The use of Facebook Messenger is just the latest example of the social networking titan's increased role in elections. Facebook's presence in the political process runs the gamut, from the flak it has taken for spreading lies that helped sway the US election to the tools it has shared before the UK and Kenya elections to combat fake news. One of the manifestations of the company's investment in artificial intelligence is Messenger.

"The Messenger bot makes it easy for citizens to answer the multiple questions in a report through the automated dialogue with the bot," Nat Manning, Ushahidi's interim executive director, said in a blog post. "Importantly, the bot includes the ability to easily send and receive text and images and interaction with structured messages."

The bots are equipped to deal with voter suppression, ballot issues and violence, which many Kenyans are nervous about.

General elections in Kenya

Kenyan security forces are quite literally keeping people in line.

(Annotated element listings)
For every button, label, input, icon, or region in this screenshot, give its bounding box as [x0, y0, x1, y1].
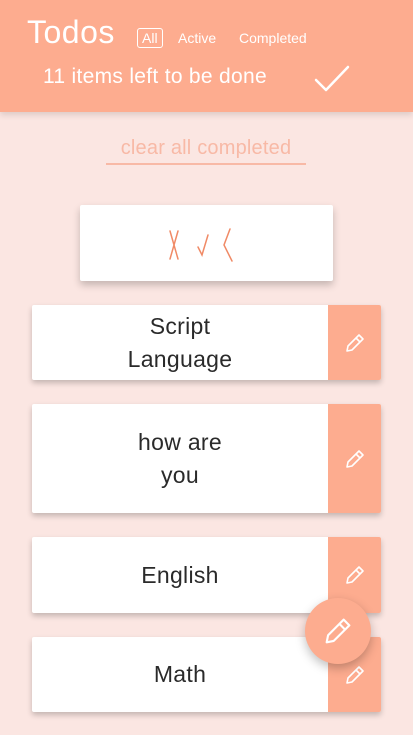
pencil-icon — [325, 618, 351, 644]
pencil-icon — [345, 665, 364, 684]
todo-item[interactable]: Script Language — [32, 305, 381, 380]
app-title: Todos — [27, 14, 115, 50]
filter-all[interactable]: All — [137, 28, 163, 48]
check-icon[interactable] — [314, 64, 350, 94]
edit-button[interactable] — [328, 305, 381, 380]
floating-edit-button[interactable] — [305, 598, 371, 664]
items-left-counter: 11 items left to be done — [43, 65, 267, 88]
todo-text: how are you — [138, 428, 222, 488]
app-header: Todos All Active Completed 11 items left… — [0, 0, 413, 112]
handwriting-icon — [169, 228, 233, 262]
new-todo-input[interactable] — [80, 205, 333, 281]
todo-text: Script Language — [127, 312, 233, 372]
todo-text: Math — [153, 661, 207, 687]
pencil-icon — [345, 449, 364, 468]
pencil-icon — [345, 566, 364, 584]
filter-active[interactable]: Active — [178, 29, 216, 47]
filter-completed[interactable]: Completed — [239, 29, 307, 47]
clear-completed-link[interactable]: clear all completed — [106, 136, 306, 165]
todo-item[interactable]: how are you — [32, 404, 381, 513]
todo-text: English — [141, 561, 219, 588]
edit-button[interactable] — [328, 404, 381, 513]
pencil-icon — [345, 333, 364, 352]
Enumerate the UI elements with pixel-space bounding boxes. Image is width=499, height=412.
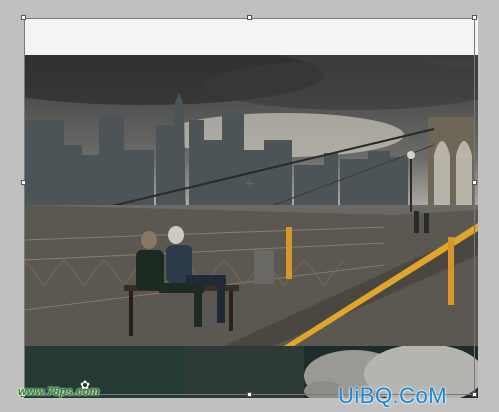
- brooklyn-bridge-photo[interactable]: [24, 55, 478, 346]
- transform-handle-top-center[interactable]: [247, 15, 252, 20]
- transform-handle-middle-left[interactable]: [21, 180, 26, 185]
- transform-center-point-icon[interactable]: [245, 179, 254, 188]
- empty-canvas-area: [24, 18, 478, 57]
- flower-icon: ✿: [80, 378, 91, 392]
- transform-handle-bottom-right[interactable]: [472, 392, 477, 397]
- watermark-right: UiBQ.CoM: [338, 383, 448, 408]
- transform-handle-top-left[interactable]: [21, 15, 26, 20]
- transform-handle-bottom-center[interactable]: [247, 392, 252, 397]
- transform-handle-middle-right[interactable]: [472, 180, 477, 185]
- transform-handle-top-right[interactable]: [472, 15, 477, 20]
- document-canvas[interactable]: [0, 0, 499, 412]
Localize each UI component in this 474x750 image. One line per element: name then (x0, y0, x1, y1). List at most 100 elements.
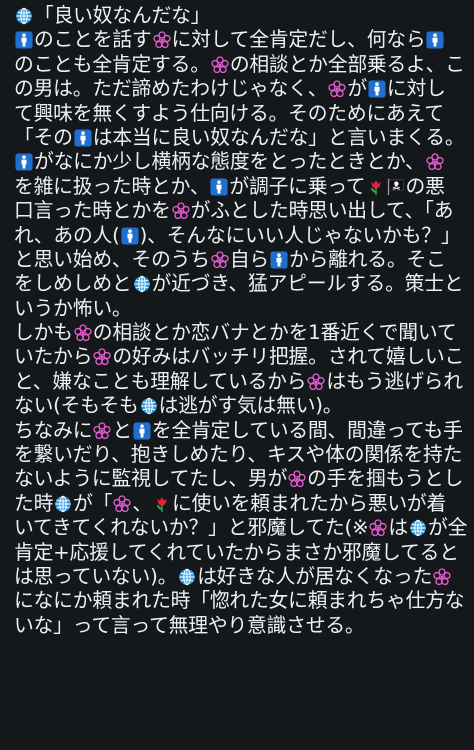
text-segment: の悪 (405, 174, 445, 198)
text-line: いてきてくれないか？」と邪魔してた(※ はが全 (14, 516, 474, 540)
text-segment: いたから (14, 345, 93, 369)
text-segment: の男は。ただ諦めたわけじゃなく、 (14, 77, 328, 101)
tulip-icon (367, 178, 385, 196)
text-line: がなにか少し横柄な態度をとったときとか、 (14, 150, 474, 174)
text-segment: 「良い奴なんだな」 (34, 4, 211, 27)
white-flower-icon (307, 373, 326, 391)
text-line: ない(そもそも は逃がす気は無い)。 (14, 394, 474, 418)
globe-with-meridians-icon (54, 495, 72, 513)
tulip-icon (153, 495, 171, 513)
mens-room-sign-icon (15, 153, 33, 171)
text-segment: から離れる。そこ (289, 247, 446, 271)
text-line: のことを話す に対して全肯定だし、何なら (14, 28, 474, 52)
text-line: 「良い奴なんだな」 (14, 4, 474, 28)
globe-with-meridians-icon (178, 568, 196, 586)
text-segment: は (388, 516, 408, 540)
text-line: ないように監視してたし、男が の手を掴もうとし (14, 467, 474, 491)
text-segment: の好みはバッチリ把握。されて嬉しいこ (112, 345, 465, 369)
text-segment: に使いを頼まれたから悪いが着 (171, 491, 447, 515)
text-line: いたから の好みはバッチリ把握。されて嬉しいこ (14, 345, 474, 369)
text-line: て興味を無くすよう仕向ける。そのためにあえて (14, 102, 474, 126)
white-flower-icon (425, 153, 444, 171)
text-segment: になにか頼まれた時「惚れた女に頼まれちゃ仕方な (14, 589, 465, 613)
text-segment: 「その (14, 125, 73, 149)
text-segment: がなにか少し横柄な態度をとったときとか、 (34, 150, 425, 174)
white-flower-icon (113, 495, 132, 513)
text-segment: を雑に扱った時とか、 (14, 174, 210, 198)
white-flower-icon (93, 348, 112, 366)
mens-room-sign-icon (270, 251, 288, 269)
text-line: た時 が「、に使いを頼まれたから悪いが着 (14, 492, 474, 516)
white-flower-icon (288, 470, 306, 488)
text-segment: いうか怖い。 (14, 296, 132, 320)
text-segment: がふとした時思い出して、「あ (190, 199, 454, 223)
globe-with-meridians-icon (15, 7, 33, 25)
mens-room-sign-icon (426, 31, 445, 49)
text-line: しかも の相談とか恋バナとかを1番近くで聞いて (14, 321, 474, 345)
text-segment: 口言った時とかを (14, 199, 171, 223)
text-line: を繋いだり、抱きしめたり、キスや体の関係を持た (14, 443, 474, 467)
text-segment: が近づき、猛アピールする。策士と (151, 272, 464, 296)
text-segment: が全 (428, 516, 468, 540)
pirate-flag-icon (387, 178, 405, 196)
mens-room-sign-icon (15, 31, 33, 49)
mens-room-sign-icon (210, 178, 228, 196)
text-segment: と (112, 418, 132, 442)
white-flower-icon (93, 421, 112, 440)
text-segment: のことも全肯定する。 (14, 52, 210, 76)
white-flower-icon (211, 56, 229, 74)
text-segment: ないように監視してたし、男が (14, 467, 288, 491)
mens-room-sign-icon (74, 129, 92, 147)
text-line: いうか怖い。 (14, 297, 474, 321)
white-flower-icon (171, 202, 190, 220)
white-flower-icon (74, 324, 92, 342)
text-line: の男は。ただ諦めたわけじゃなく、がに対し (14, 77, 474, 101)
text-segment: を繋いだり、抱きしめたり、キスや体の関係を持た (14, 443, 463, 467)
text-line: いな」って言って無理やり意識させる。 (14, 614, 474, 638)
text-segment: )、そんなにいい人じゃないかも？」 (139, 223, 461, 247)
text-segment: は本当に良い奴なんだな」と言いまくる。 (92, 125, 465, 149)
white-flower-icon (328, 80, 346, 98)
text-line: を雑に扱った時とか、 が調子に乗って の悪 (14, 175, 474, 199)
mens-room-sign-icon (133, 422, 151, 440)
white-flower-icon (433, 568, 451, 586)
mens-room-sign-icon (368, 80, 386, 98)
text-segment: は逃がす気は無い)。 (158, 394, 343, 418)
text-segment: が「 (73, 491, 113, 515)
text-line: と思い始め、そのうち 自ら から離れる。そこ (14, 248, 474, 272)
text-segment: と思い始め、そのうち (14, 247, 210, 271)
text-line: と、嫌なことも理解しているから はもう逃げられ (14, 370, 474, 394)
mens-room-sign-icon (121, 226, 139, 245)
text-segment: しかも (14, 321, 73, 345)
text-segment: のことを話す (34, 28, 152, 52)
text-segment: れ、あの人( (14, 223, 120, 247)
text-segment: の手を掴もうとし (307, 467, 464, 491)
text-segment: はもう逃げられ (326, 369, 463, 393)
text-segment: と、嫌なことも理解しているから (14, 369, 307, 393)
text-segment: いな」って言って無理やり意識させる。 (14, 613, 365, 637)
text-line: 口言った時とかを がふとした時思い出して、「あ (14, 199, 474, 223)
text-line: ちなみにとを全肯定している間、間違っても手 (14, 419, 474, 443)
text-line: 肯定+応援してくれていたからまさか邪魔してると (14, 541, 474, 565)
text-segment: をしめしめと (14, 272, 132, 296)
white-flower-icon (211, 251, 229, 269)
text-line: になにか頼まれた時「惚れた女に頼まれちゃ仕方な (14, 589, 474, 613)
text-segment: 自ら (229, 247, 269, 271)
text-segment: の相談とか恋バナとかを1番近くで聞いて (92, 321, 457, 345)
text-segment: 、 (132, 491, 152, 515)
white-flower-icon (152, 31, 171, 49)
post-text-body: 「良い奴なんだな」 のことを話す に対して全肯定だし、何なら のことも全肯定する。 の相… (0, 0, 474, 750)
text-segment: の相談とか全部乗るよ、こ (229, 52, 465, 76)
text-line: れ、あの人( )、そんなにいい人じゃないかも？」 (14, 224, 474, 248)
globe-with-meridians-icon (409, 519, 427, 537)
text-line: は思っていない)。 は好きな人が居なくなった (14, 565, 474, 589)
text-segment: に対し (386, 77, 446, 101)
text-segment: が調子に乗って (229, 174, 366, 198)
text-line: のことも全肯定する。 の相談とか全部乗るよ、こ (14, 53, 474, 77)
text-segment: て興味を無くすよう仕向ける。そのためにあえて (14, 101, 444, 125)
text-line: をしめしめと が近づき、猛アピールする。策士と (14, 272, 474, 296)
text-segment: 肯定+応援してくれていたからまさか邪魔してると (14, 540, 459, 564)
text-segment: ちなみに (14, 418, 93, 442)
text-segment: に対して全肯定だし、何なら (171, 28, 426, 52)
text-segment: は思っていない)。 (14, 564, 178, 588)
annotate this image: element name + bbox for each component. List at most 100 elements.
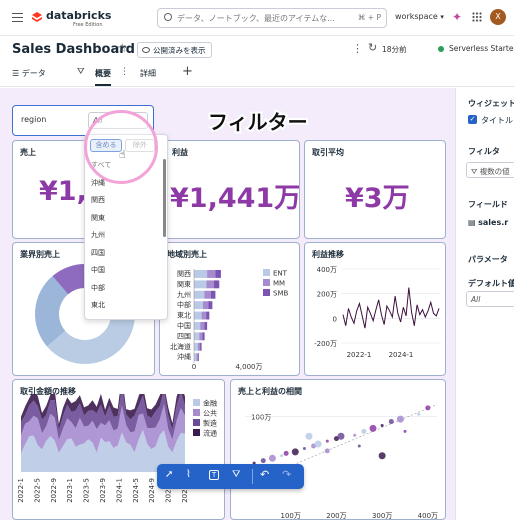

SET TASKS
1) Answer these from the Facebook elections text:
(a) What position does Nat Manning hold?
(b) Which three issues are the bots equipped to deal with?
(c) Before which two countries' elections did Facebook share tools to combat fake news?
2) Carry on the Facebook elections text after its final sentence.

TASK-BY-TASK OUTPUTS
1)
(a) Ushahidi's interim executive director
(b) Voter suppression, ballot issues and violence
(c) The UK and Kenya

2)
Getty Images

A decade on

I worked as a journalist in Nairobi back in 2009, when the 2007 election violence and its aftermath was still fresh in my colleagues' minds. Some had seen terrible things -- people beaten to death or even burned alive in the streets. Others were already thinking ahead to the next election and planning to take refuge in Uganda.

In 2013, there was thankfully much less violence, Manning said in an interview. However, reports of violence did still come in. A University of Pennsylvania study showed that around 75 percent of people who submitted a report to Ushahidi received a response.

Come 2017, and the fear of violence is again very real. The presidential election is a tight race between current President Uhuru Kenyatta and former Prime Minister Raila Odinga. 

Reuters has reported carnage at Nairobi's bus station as people flee the capital for their ethnic heartlands. The New York Times tells of an exodus from the Great Rift Valley, where much of the 2007 violence took place. Nervous Kenyans are stockpiling food, and police have prepared first-aid kits, according to Reuters.

As of Monday evening, no violence had been reported to Ushahidi, Manning said. But developments in technology mean that when the reports do come in, the team will be better equipped to handle them than they were back in 2008.

"The increase in smartphone use certainly changes the entire system," Manning said. "In 2008 reports were predominantly SMS." Now users can submit via a dedicated app, Facebook Messenger, Twitter and embedded webforms.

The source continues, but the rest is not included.